• SET EXERCISE
Search the material for the string "content", then return every line where it is found.

(Excerpts from a figure dataset)
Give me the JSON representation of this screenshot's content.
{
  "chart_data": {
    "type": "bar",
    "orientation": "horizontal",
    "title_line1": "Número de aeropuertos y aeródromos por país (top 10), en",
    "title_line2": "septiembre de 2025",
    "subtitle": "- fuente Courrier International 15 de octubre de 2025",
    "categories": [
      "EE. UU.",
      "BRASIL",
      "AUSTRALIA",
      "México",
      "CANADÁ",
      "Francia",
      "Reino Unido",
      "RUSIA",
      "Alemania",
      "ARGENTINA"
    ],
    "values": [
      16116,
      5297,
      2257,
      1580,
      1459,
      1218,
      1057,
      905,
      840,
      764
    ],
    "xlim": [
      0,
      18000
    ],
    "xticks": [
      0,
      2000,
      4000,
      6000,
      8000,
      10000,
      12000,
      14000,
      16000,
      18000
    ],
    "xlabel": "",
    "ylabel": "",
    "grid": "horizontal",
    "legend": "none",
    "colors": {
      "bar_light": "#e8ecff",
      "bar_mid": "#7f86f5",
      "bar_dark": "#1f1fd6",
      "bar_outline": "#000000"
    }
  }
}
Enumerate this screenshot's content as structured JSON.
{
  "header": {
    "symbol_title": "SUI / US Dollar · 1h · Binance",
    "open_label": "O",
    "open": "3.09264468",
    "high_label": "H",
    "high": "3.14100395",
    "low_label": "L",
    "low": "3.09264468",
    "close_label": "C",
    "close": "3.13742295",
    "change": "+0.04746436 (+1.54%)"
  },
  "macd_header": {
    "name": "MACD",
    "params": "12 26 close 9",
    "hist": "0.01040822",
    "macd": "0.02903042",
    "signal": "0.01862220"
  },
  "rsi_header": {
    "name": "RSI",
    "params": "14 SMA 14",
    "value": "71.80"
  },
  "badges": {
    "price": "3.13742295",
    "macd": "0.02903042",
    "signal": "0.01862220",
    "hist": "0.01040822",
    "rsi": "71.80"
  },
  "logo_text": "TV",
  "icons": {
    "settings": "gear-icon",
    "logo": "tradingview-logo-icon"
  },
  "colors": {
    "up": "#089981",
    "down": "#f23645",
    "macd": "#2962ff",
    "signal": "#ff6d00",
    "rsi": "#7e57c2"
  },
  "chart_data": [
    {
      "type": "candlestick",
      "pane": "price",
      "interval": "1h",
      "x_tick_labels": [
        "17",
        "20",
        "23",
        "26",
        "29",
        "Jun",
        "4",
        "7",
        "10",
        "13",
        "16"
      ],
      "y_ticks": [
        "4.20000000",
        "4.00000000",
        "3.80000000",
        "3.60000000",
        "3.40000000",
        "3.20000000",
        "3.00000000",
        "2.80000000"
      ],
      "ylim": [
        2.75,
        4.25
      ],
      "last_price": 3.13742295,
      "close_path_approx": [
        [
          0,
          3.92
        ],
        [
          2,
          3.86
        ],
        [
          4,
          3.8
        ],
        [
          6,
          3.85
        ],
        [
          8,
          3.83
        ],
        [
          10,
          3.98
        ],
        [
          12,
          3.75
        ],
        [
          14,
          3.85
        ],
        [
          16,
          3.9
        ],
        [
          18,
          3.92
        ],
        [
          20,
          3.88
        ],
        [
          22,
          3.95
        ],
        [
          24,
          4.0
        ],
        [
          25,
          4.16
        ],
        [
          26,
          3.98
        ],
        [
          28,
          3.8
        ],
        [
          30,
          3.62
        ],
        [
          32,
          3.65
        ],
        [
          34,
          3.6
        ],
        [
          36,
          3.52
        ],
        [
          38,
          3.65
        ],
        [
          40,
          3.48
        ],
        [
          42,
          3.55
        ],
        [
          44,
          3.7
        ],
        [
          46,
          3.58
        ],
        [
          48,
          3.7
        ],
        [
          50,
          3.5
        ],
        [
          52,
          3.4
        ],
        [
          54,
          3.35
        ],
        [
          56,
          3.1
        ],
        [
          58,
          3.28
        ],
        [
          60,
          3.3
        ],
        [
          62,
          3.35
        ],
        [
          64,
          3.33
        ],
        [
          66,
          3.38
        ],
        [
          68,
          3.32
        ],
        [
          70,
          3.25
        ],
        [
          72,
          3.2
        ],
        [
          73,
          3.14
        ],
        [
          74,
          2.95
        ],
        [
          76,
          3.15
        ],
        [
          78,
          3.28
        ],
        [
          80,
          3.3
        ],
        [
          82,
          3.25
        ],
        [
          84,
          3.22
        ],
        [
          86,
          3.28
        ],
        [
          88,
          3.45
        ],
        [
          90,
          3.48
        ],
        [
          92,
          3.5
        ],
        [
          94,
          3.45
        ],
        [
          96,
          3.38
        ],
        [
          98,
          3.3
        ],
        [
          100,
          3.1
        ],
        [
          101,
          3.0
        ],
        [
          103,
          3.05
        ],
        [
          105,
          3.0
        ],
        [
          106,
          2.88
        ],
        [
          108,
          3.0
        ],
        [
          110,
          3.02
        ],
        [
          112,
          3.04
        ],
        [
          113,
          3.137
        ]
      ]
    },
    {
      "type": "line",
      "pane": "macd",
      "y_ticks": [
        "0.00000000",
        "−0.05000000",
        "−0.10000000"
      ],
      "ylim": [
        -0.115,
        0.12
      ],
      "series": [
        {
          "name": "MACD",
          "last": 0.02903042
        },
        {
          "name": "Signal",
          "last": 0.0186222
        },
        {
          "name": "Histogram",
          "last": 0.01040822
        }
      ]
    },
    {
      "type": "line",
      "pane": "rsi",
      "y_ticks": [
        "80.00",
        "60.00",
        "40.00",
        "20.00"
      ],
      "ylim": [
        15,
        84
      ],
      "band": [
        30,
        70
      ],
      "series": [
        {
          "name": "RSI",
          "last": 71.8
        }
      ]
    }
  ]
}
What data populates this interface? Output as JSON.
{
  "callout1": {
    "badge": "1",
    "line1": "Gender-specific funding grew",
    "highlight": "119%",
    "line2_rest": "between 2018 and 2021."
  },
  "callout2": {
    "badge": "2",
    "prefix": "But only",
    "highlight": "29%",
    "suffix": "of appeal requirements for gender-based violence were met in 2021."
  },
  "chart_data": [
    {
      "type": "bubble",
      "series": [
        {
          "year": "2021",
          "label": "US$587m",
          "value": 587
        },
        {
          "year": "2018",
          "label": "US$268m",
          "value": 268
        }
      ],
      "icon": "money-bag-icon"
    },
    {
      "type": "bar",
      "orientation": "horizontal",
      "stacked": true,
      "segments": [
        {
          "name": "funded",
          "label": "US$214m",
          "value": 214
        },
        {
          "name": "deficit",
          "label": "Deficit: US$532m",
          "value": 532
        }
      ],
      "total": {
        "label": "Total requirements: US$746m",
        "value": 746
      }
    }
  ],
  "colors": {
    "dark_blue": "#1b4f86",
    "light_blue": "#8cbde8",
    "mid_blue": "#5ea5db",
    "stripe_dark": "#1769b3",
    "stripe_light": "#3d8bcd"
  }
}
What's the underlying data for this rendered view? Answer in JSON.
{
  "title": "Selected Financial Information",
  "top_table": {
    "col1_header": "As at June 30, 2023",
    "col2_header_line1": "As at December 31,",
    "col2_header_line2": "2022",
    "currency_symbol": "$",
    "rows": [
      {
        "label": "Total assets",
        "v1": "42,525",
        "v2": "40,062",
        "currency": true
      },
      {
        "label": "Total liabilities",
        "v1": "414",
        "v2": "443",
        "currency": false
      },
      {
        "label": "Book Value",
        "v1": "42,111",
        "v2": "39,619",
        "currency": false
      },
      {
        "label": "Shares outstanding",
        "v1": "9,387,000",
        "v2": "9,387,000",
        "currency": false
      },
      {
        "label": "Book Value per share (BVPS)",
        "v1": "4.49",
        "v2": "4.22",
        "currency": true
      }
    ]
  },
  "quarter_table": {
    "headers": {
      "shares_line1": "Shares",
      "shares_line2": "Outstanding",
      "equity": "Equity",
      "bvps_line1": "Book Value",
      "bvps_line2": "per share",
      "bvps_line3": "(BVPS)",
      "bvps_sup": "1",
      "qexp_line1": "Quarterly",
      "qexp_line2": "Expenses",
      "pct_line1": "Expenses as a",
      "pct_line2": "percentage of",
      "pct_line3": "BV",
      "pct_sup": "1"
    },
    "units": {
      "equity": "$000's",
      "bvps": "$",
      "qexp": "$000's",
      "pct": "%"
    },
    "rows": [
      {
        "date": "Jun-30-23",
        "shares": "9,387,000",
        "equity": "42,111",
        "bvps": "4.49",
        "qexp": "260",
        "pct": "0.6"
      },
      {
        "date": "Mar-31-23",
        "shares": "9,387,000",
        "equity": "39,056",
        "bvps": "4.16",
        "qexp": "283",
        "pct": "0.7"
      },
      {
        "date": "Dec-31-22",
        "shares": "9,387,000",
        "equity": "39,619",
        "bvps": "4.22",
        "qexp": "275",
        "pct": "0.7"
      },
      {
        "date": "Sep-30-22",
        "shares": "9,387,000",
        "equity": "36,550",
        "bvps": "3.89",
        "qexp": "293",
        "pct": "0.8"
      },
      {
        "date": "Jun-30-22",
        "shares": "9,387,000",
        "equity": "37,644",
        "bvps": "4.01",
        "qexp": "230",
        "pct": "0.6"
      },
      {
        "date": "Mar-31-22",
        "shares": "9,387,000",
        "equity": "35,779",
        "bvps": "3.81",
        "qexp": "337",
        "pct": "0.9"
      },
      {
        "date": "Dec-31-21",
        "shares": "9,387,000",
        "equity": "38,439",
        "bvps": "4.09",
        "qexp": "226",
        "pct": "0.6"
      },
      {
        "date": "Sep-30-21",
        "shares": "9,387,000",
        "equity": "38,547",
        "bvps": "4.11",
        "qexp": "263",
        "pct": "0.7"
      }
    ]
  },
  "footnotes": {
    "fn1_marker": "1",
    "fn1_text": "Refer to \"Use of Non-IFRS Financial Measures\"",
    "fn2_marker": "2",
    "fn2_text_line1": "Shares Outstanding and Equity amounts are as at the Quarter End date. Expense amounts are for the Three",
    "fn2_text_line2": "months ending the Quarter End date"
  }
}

• EXPECTED OUTPUT
Give me the JSON representation of this screenshot's content.
Enumerate this screenshot's content as structured JSON.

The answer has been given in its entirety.